→ **Task directions**
Locate each line containing the string "Malignant" and copy it out.

Collected data entries
○ ○ ○ ○ ○

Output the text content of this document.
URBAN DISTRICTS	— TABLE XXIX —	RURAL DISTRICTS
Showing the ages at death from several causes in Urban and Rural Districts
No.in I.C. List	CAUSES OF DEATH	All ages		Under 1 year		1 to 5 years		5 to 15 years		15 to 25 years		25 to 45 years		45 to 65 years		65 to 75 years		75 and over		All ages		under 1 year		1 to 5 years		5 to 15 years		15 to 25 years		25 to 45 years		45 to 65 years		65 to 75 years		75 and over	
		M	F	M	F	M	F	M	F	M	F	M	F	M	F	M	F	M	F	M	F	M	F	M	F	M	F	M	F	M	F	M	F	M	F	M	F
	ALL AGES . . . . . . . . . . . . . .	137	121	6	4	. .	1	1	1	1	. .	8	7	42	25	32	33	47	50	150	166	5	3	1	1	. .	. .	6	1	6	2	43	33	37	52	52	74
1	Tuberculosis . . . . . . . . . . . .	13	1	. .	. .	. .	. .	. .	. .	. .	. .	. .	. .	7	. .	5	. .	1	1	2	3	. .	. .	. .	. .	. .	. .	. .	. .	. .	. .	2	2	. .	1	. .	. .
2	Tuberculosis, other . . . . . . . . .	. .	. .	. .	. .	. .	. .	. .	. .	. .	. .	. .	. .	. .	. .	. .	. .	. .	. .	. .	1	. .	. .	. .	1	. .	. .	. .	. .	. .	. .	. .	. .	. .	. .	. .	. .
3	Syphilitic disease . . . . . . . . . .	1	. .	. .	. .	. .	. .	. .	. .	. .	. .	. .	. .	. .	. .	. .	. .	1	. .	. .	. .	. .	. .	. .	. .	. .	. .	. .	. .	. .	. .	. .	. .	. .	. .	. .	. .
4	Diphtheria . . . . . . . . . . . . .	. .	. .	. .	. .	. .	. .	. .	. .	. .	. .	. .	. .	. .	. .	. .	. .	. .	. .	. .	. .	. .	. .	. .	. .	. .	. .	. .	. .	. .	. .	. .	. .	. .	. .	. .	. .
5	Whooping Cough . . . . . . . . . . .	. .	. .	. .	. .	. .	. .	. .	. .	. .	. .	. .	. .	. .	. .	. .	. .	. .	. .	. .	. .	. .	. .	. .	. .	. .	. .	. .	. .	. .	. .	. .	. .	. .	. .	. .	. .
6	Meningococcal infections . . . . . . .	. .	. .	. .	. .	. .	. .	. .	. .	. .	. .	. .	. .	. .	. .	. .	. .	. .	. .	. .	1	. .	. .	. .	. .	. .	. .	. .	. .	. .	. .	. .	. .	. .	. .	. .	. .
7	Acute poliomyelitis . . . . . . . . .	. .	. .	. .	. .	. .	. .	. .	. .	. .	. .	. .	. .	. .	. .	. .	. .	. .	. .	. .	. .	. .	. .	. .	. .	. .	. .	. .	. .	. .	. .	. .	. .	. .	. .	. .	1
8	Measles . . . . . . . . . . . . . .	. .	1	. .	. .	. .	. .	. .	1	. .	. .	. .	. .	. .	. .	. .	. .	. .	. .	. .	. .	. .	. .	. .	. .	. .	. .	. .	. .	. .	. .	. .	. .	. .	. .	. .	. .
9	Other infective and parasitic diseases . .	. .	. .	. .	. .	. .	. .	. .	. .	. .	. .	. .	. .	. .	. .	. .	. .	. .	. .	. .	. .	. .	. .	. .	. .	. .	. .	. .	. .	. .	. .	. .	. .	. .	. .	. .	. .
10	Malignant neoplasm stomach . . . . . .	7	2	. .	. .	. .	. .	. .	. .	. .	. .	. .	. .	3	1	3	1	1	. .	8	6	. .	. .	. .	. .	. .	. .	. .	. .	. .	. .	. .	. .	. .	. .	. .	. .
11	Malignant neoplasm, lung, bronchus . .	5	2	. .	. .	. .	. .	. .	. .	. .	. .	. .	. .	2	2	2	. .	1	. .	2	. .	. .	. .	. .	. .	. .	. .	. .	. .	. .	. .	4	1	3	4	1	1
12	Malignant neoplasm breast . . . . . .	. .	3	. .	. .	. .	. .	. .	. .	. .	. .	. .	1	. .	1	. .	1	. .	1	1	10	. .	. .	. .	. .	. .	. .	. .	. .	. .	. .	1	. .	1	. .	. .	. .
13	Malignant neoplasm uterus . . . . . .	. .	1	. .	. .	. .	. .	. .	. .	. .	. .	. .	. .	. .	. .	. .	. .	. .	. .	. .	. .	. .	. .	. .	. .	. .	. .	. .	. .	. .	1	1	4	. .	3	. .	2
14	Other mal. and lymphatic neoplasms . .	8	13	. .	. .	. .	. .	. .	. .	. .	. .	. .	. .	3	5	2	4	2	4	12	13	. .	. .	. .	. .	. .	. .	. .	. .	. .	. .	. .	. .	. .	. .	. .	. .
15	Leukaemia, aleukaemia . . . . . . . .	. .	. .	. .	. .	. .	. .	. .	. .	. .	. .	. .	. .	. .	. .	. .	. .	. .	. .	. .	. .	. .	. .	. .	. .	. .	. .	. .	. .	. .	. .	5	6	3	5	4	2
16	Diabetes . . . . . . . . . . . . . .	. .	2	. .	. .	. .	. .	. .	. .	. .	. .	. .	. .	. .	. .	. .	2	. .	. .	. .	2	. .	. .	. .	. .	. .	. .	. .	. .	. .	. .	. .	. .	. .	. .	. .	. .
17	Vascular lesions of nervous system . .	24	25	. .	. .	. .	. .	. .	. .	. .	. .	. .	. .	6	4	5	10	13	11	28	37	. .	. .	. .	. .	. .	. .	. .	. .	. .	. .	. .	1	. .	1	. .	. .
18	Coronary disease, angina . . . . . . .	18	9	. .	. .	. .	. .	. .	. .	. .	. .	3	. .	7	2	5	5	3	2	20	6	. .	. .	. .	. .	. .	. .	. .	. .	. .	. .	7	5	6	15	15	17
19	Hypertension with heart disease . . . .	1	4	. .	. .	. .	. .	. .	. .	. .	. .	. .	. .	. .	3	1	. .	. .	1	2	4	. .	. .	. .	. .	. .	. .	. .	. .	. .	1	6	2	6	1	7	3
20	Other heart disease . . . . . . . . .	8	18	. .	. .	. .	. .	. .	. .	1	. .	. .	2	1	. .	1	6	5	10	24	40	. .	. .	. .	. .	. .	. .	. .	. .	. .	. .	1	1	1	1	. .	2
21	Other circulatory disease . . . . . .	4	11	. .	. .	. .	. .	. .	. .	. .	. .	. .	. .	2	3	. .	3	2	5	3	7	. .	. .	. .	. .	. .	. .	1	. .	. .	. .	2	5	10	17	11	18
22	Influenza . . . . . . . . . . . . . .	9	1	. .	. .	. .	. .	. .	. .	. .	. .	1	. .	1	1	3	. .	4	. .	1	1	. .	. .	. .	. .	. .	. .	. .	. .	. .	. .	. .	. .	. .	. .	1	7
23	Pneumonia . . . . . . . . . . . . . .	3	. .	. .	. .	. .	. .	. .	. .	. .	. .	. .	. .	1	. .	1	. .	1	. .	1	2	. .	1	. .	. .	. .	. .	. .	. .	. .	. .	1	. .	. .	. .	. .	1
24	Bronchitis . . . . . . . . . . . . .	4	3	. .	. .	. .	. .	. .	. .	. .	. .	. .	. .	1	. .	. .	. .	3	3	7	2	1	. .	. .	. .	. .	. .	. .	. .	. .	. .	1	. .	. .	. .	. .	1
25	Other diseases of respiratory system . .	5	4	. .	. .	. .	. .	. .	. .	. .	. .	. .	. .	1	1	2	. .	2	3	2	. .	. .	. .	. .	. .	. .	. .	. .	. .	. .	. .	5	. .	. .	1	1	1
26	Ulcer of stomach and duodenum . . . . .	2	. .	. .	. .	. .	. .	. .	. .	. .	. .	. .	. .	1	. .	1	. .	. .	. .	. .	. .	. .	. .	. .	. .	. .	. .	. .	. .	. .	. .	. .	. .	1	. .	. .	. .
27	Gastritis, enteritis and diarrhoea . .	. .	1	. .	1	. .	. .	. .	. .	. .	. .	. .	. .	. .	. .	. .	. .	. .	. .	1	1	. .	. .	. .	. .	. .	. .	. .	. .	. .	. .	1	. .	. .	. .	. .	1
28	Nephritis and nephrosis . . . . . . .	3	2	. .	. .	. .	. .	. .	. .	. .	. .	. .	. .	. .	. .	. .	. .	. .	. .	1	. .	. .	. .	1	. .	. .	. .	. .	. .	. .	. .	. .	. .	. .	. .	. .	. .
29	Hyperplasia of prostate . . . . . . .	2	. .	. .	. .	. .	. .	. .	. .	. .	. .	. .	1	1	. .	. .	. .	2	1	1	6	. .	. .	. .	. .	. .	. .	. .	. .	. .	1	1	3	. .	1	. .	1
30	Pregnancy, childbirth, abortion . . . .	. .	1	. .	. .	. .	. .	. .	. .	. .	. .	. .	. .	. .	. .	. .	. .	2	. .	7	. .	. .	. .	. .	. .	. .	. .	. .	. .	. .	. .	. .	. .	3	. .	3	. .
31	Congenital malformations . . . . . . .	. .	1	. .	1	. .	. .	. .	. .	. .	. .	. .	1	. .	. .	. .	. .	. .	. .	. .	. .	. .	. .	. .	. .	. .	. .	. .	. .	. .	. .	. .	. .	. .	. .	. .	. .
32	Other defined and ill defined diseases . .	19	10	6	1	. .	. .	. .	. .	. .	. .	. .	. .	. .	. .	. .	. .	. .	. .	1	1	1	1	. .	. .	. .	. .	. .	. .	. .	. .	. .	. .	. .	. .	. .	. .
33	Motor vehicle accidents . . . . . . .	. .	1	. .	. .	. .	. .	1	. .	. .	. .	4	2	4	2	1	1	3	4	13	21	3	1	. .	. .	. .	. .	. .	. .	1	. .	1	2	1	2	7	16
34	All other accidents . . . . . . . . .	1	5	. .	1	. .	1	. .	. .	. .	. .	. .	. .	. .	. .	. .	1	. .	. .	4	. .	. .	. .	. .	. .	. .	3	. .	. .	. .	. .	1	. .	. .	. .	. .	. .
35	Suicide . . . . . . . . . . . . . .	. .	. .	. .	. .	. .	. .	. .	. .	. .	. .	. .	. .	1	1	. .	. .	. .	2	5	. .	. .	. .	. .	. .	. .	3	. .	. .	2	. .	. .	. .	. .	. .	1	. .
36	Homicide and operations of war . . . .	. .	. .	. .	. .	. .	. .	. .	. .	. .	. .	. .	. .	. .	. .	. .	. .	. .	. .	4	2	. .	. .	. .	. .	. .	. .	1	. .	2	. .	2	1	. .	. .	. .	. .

○ ○ ○ ○ ○

→ **Finished task**
10	Malignant neoplasm stomach . . . . . .	7	2	. .	. .	. .	. .	. .	. .	. .	. .	. .	. .	3	1	3	1	1	. .	8	6	. .	. .	. .	. .	. .	. .	. .	. .	. .	. .	. .	. .	. .	. .	. .	. .
11	Malignant neoplasm, lung, bronchus . .	5	2	. .	. .	. .	. .	. .	. .	. .	. .	. .	. .	2	2	2	. .	1	. .	2	. .	. .	. .	. .	. .	. .	. .	. .	. .	. .	. .	4	1	3	4	1	1
12	Malignant neoplasm breast . . . . . .	. .	3	. .	. .	. .	. .	. .	. .	. .	. .	. .	1	. .	1	. .	1	. .	1	1	10	. .	. .	. .	. .	. .	. .	. .	. .	. .	. .	1	. .	1	. .	. .	. .
13	Malignant neoplasm uterus . . . . . .	. .	1	. .	. .	. .	. .	. .	. .	. .	. .	. .	. .	. .	. .	. .	. .	. .	. .	. .	. .	. .	. .	. .	. .	. .	. .	. .	. .	. .	1	1	4	. .	3	. .	2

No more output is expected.